# REQUIREMENTS:
Reproduce, without changes, the part of the rows that opens with the line containing "balance-marker <box>319 31 324 39</box>" and closes with the line containing "x-tick-label: 2 000", including both of those lines.
── EXERCISE MATERIALS ──
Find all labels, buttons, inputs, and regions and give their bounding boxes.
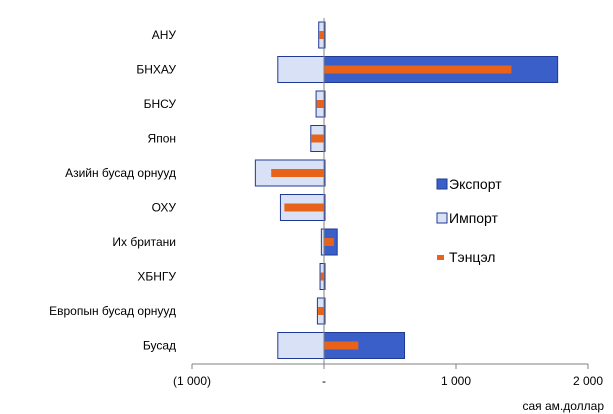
balance-marker <box>319 31 324 39</box>
balance-marker <box>324 65 512 74</box>
category-label: БНСУ <box>144 97 177 111</box>
category-label: АНУ <box>152 28 177 42</box>
legend-label: Импорт <box>449 210 499 226</box>
category-label: ХБНГУ <box>137 270 176 284</box>
category-label: БНХАУ <box>136 63 176 77</box>
category-labels: АНУ БНХАУ БНСУ Япон Азийн бусад орнууд ОХУ Их … <box>49 28 176 353</box>
balance-marker <box>271 169 324 177</box>
balance-marker <box>311 134 324 143</box>
x-tick-label: - <box>322 374 326 388</box>
x-tick-label: (1 000) <box>173 374 211 388</box>
x-tick-label: 2 000 <box>573 374 603 388</box>
balance-marker <box>318 307 324 315</box>
category-label: ОХУ <box>152 201 177 215</box>
category-label: Бусад <box>143 339 176 353</box>
import-bar <box>277 332 325 359</box>
category-label: Япон <box>148 132 176 146</box>
x-axis-ticks: (1 000) - 1 000 2 000 <box>173 364 603 388</box>
balance-marker <box>324 238 334 246</box>
legend-label: Экспорт <box>449 176 502 192</box>
balance-marker <box>324 341 359 350</box>
balance-marker <box>320 272 324 281</box>
balance-marker <box>284 203 324 212</box>
category-label: Азийн бусад орнууд <box>65 166 176 180</box>
legend-label: Тэнцэл <box>449 249 495 265</box>
legend-swatch-balance <box>437 255 444 260</box>
legend-swatch-import <box>436 212 448 224</box>
bars-group <box>254 21 559 359</box>
legend-swatch-export <box>436 178 448 190</box>
balance-marker <box>316 100 324 108</box>
import-bar <box>277 56 325 83</box>
category-label: Их британи <box>112 235 176 249</box>
category-label: Европын бусад орнууд <box>49 304 176 318</box>
x-axis-unit-label: сая ам.доллар <box>522 399 604 413</box>
x-tick-label: 1 000 <box>441 374 471 388</box>
legend: Экспорт Импорт Тэнцэл <box>436 176 502 265</box>
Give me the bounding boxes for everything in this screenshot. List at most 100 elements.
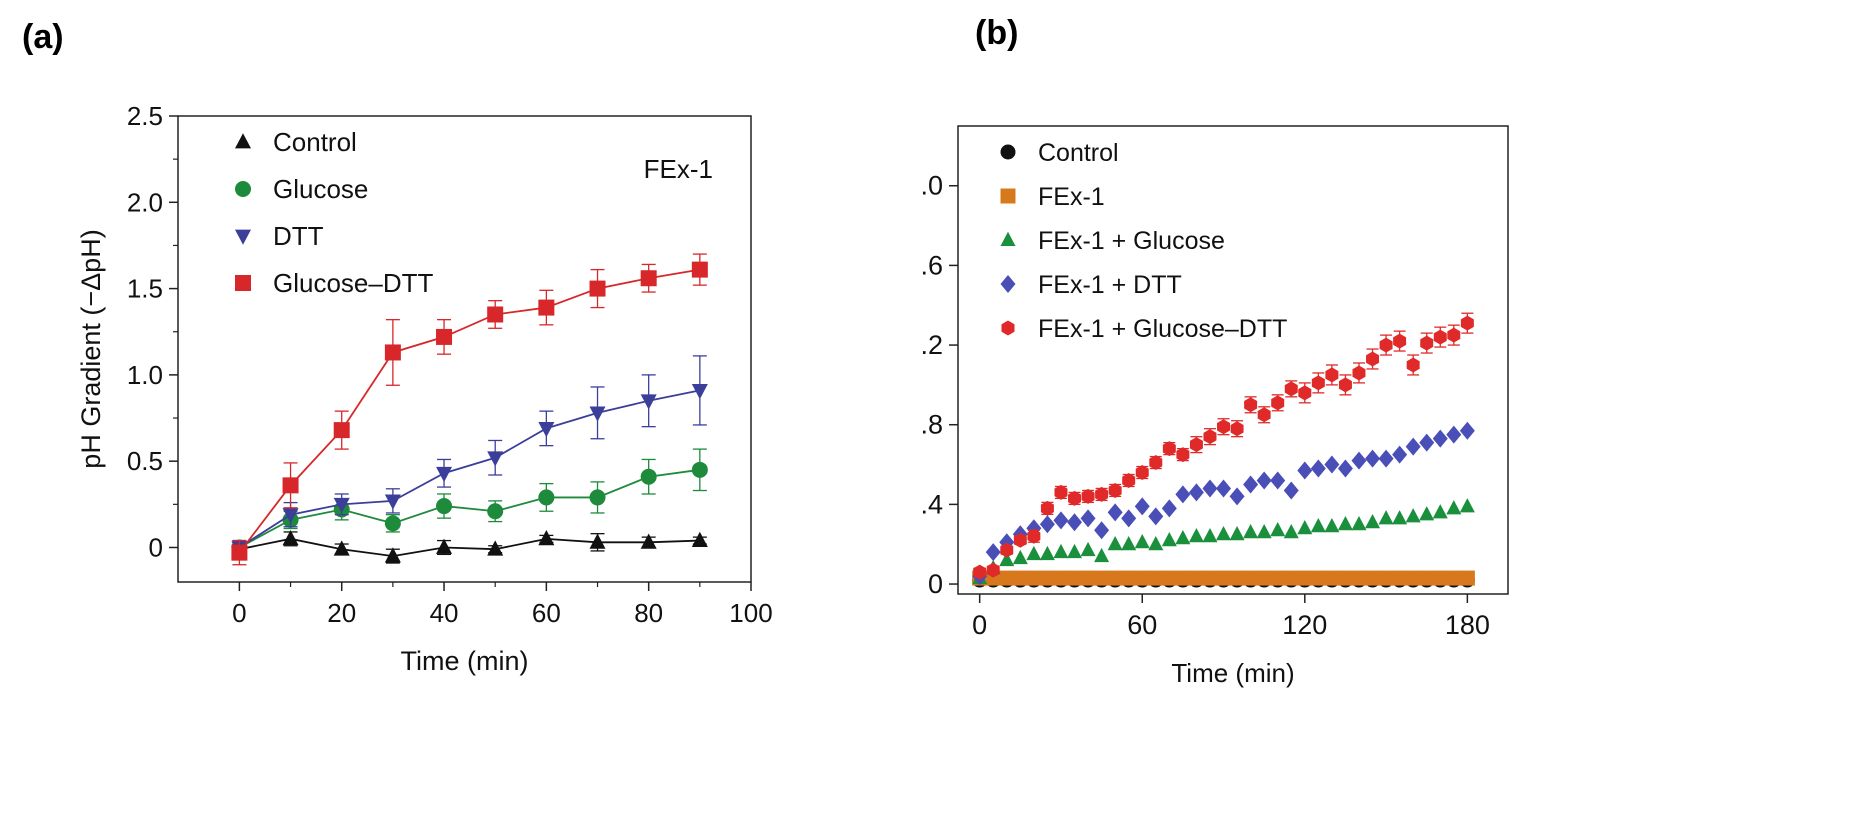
data-point [1026,570,1042,586]
data-point [487,451,504,467]
data-point [1148,535,1164,551]
data-point [1094,570,1110,586]
series-fex-1-glucose [972,498,1475,585]
data-point [436,498,453,515]
data-point [1121,570,1137,586]
x-tick-label: 40 [430,598,459,628]
data-point [1053,570,1069,586]
data-point [538,489,555,506]
data-point [1243,570,1259,586]
data-point [1392,510,1408,525]
data-point [1203,429,1217,445]
data-point [1217,419,1231,435]
x-tick-label: 100 [729,598,772,628]
legend-label: FEx-1 + DTT [1038,271,1182,299]
data-point [1000,542,1014,558]
data-point [436,328,453,345]
data-point [1365,514,1381,529]
data-point [691,461,708,478]
chart-a: 0 20 40 60 80 100 0 0.5 1.0 1.5 2.0 2.5 Time (min) pH… [76,101,773,676]
x-tick-label: 180 [1445,610,1490,640]
legend-marker [235,181,251,197]
data-point [1202,479,1218,498]
data-point [1337,570,1353,586]
legend-label: FEx-1 + Glucose–DTT [1038,315,1287,343]
data-point [1325,367,1339,383]
data-point [1202,570,1218,586]
data-point [1202,527,1218,543]
data-point [1256,524,1272,539]
data-point [1067,513,1083,532]
data-point [1392,570,1408,586]
data-point [1175,529,1191,545]
data-point [1324,570,1340,586]
data-point [691,384,708,400]
series-line [238,268,700,554]
data-point [1067,543,1083,559]
data-point [1365,449,1381,468]
data-point [487,540,504,556]
x-tick-label: 0 [232,598,246,628]
data-point [282,508,299,524]
data-point [1366,351,1380,367]
data-point [1459,498,1475,513]
data-point [1039,545,1055,561]
data-point [640,394,657,410]
data-point [1256,570,1272,586]
data-point [1161,570,1177,586]
data-point [1378,570,1394,586]
legend: Control Glucose DTT Glucose–DTT [235,127,433,298]
data-point [1189,437,1203,453]
x-tick-label: 120 [1282,610,1327,640]
data-point [1447,327,1461,343]
data-point [1121,535,1137,551]
data-point [1040,500,1054,516]
panel-label-b: (b) [975,14,1019,52]
legend-label: Control [273,127,357,157]
legend-label: FEx-1 [1038,183,1105,211]
legend-label: Glucose [273,174,368,204]
data-point [1053,511,1069,530]
data-point [589,406,606,422]
data-point [1270,570,1286,586]
data-point [1270,522,1286,537]
data-point [1378,510,1394,525]
data-point [986,562,1000,578]
data-point [1039,570,1055,586]
data-point [1365,570,1381,586]
data-point [1080,509,1096,528]
series-glucose-dtt [231,253,708,566]
annotation-label: FEx-1 [644,154,713,184]
legend-marker [1000,231,1016,246]
data-point [1121,509,1137,528]
data-point [640,468,657,485]
data-point [1351,516,1367,531]
data-point [1378,449,1394,468]
legend-marker [235,275,251,291]
data-point [1405,570,1421,586]
data-point [1311,375,1325,391]
y-tick-label: 0 [149,532,163,562]
data-point [1446,570,1462,586]
data-point [589,533,606,549]
legend: Control FEx-1 FEx-1 + Glucose FEx-1 + DTT FE… [1000,139,1287,343]
y-axis-label: pH Gradient (−ΔpH) [76,229,106,468]
x-tick-label: 60 [532,598,561,628]
data-point [1080,570,1096,586]
series-fex-1 [972,570,1475,586]
data-point [1107,570,1123,586]
data-point [538,530,555,546]
y-tick-label: 0.4 [920,489,943,519]
data-point [1352,365,1366,381]
data-point [1406,357,1420,373]
data-point [1175,485,1191,504]
data-point [1080,541,1096,557]
data-point [1135,465,1149,481]
data-point [1122,472,1136,488]
data-point [1337,516,1353,531]
data-point [1243,524,1259,539]
plot-frame [177,115,752,583]
data-point [1271,395,1285,411]
data-point [1310,570,1326,586]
───
# ANSWER TO THIS PROBLEM:
balance-marker <box>319 31 324 39</box>
balance-marker <box>324 65 512 74</box>
category-label: БНСУ <box>144 97 177 111</box>
category-label: АНУ <box>152 28 177 42</box>
legend-label: Импорт <box>449 210 499 226</box>
category-label: ХБНГУ <box>137 270 176 284</box>
category-label: БНХАУ <box>136 63 176 77</box>
category-labels: АНУ БНХАУ БНСУ Япон Азийн бусад орнууд ОХУ Их … <box>49 28 176 353</box>
balance-marker <box>271 169 324 177</box>
balance-marker <box>311 134 324 143</box>
x-tick-label: - <box>322 374 326 388</box>
x-tick-label: (1 000) <box>173 374 211 388</box>
x-tick-label: 2 000 <box>573 374 603 388</box>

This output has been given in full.